**Directions:** Please report every line from the material that contains the word "Estimado".

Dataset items
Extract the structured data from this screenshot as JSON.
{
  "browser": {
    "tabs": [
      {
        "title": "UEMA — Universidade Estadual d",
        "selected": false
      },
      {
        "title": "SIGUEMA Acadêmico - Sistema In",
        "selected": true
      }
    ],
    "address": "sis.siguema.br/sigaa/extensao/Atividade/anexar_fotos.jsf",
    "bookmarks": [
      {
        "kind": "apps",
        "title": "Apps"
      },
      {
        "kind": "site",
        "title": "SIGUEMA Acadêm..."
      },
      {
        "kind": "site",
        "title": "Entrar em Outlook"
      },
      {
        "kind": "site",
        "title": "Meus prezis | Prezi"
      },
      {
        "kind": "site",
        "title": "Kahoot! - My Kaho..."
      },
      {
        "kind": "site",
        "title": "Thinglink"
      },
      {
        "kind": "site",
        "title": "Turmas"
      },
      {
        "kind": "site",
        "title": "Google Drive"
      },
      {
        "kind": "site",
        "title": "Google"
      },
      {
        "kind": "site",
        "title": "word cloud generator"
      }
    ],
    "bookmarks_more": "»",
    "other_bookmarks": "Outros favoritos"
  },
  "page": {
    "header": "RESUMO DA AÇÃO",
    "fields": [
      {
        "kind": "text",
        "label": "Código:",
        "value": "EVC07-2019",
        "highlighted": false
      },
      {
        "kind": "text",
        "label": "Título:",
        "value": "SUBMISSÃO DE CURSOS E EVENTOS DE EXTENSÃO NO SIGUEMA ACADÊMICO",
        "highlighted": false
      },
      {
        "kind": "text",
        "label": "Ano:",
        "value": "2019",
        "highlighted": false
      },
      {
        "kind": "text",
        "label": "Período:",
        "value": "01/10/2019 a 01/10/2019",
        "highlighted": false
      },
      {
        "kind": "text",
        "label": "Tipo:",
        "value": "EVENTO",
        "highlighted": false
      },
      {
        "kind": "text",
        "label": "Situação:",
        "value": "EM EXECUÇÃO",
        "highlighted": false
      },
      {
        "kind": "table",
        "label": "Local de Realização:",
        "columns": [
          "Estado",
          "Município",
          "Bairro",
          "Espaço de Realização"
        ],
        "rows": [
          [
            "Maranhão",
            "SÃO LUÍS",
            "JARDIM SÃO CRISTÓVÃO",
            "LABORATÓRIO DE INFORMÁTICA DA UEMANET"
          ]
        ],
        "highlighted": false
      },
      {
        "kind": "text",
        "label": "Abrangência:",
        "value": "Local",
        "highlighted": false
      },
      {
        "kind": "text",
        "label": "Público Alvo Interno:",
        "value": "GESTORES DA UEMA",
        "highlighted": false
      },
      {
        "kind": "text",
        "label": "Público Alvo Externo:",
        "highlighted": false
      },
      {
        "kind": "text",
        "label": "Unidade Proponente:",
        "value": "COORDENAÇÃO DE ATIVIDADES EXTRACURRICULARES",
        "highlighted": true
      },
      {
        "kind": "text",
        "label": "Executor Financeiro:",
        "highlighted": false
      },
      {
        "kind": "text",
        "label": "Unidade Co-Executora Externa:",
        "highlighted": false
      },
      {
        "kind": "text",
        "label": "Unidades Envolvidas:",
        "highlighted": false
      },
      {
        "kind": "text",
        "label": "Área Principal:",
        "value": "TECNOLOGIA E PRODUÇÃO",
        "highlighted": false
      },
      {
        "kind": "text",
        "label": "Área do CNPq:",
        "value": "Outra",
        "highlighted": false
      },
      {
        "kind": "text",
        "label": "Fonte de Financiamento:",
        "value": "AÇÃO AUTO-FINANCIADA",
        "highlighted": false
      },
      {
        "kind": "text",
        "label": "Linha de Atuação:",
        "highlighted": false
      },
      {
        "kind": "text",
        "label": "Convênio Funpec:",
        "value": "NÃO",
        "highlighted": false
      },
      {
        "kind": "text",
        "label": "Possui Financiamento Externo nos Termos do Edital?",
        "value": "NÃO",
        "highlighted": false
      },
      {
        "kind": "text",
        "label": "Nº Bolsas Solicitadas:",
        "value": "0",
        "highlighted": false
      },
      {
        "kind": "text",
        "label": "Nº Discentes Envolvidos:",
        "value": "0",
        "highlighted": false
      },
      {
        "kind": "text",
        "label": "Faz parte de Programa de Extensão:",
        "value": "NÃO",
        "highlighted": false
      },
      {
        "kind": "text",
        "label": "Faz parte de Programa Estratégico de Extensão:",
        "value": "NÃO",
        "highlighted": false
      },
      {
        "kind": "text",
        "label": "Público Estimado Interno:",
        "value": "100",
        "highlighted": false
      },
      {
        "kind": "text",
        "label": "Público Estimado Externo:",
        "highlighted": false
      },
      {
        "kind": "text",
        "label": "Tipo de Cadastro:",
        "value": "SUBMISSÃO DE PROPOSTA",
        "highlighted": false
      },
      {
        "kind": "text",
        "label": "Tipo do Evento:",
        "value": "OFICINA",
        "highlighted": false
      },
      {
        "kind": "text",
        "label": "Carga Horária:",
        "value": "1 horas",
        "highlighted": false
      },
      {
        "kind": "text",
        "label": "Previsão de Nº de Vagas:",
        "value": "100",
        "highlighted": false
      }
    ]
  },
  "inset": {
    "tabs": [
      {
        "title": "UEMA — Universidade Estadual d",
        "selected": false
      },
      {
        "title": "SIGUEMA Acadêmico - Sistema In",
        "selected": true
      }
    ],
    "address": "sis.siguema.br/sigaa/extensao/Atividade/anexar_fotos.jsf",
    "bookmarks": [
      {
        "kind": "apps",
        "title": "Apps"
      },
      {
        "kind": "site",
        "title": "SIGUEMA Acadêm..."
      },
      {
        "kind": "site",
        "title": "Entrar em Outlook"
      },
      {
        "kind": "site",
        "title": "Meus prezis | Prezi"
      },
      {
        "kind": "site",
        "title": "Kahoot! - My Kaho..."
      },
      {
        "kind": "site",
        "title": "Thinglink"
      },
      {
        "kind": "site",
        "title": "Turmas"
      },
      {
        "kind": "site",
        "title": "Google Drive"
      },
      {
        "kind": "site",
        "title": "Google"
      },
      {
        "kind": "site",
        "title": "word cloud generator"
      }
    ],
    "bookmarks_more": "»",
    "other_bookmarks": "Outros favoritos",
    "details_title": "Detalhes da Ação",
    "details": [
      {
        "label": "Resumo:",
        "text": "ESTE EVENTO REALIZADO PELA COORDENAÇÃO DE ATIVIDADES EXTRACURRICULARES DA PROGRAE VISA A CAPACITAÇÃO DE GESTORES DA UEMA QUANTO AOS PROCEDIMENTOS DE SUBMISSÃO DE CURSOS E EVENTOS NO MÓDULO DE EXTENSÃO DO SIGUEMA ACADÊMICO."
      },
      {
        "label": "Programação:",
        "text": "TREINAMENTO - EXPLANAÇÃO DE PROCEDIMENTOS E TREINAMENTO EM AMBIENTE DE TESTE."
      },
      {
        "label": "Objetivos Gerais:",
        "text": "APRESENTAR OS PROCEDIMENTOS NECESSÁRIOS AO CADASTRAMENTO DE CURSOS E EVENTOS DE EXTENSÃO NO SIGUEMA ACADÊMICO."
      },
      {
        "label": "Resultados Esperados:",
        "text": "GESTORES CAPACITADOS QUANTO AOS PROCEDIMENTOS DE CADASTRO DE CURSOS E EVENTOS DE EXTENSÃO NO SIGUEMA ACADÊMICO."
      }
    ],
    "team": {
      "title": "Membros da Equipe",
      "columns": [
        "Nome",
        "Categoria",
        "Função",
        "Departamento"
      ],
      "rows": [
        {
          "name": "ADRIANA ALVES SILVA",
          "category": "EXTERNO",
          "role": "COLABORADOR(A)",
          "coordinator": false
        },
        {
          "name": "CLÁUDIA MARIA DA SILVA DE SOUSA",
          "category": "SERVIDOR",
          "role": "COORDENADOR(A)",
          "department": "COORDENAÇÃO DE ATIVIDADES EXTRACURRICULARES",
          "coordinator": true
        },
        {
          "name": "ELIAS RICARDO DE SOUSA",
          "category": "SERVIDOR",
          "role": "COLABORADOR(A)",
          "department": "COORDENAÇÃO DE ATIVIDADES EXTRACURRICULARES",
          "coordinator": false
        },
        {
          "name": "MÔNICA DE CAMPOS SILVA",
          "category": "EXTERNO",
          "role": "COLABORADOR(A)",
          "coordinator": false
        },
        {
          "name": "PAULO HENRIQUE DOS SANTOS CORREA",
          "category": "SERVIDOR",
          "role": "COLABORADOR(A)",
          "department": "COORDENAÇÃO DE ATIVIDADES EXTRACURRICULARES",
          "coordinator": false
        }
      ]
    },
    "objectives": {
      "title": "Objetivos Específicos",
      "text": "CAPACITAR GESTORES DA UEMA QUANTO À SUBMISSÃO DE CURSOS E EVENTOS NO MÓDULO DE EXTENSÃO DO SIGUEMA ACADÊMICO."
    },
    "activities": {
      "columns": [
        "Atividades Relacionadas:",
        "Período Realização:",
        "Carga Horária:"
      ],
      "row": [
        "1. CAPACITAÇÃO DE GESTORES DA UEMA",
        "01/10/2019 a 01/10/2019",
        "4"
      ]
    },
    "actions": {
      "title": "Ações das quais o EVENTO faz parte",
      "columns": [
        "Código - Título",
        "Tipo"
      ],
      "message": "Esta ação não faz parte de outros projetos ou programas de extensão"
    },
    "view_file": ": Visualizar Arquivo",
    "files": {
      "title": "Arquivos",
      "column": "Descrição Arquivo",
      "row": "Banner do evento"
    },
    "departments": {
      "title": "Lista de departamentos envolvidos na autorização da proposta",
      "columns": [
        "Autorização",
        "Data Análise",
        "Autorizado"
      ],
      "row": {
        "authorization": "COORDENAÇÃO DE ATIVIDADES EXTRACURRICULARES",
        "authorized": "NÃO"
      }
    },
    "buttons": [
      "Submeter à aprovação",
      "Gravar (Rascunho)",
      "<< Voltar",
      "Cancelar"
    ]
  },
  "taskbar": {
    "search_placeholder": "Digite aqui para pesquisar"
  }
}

**Written solution:**
        "label": "Público Estimado Interno:",
        "label": "Público Estimado Externo:",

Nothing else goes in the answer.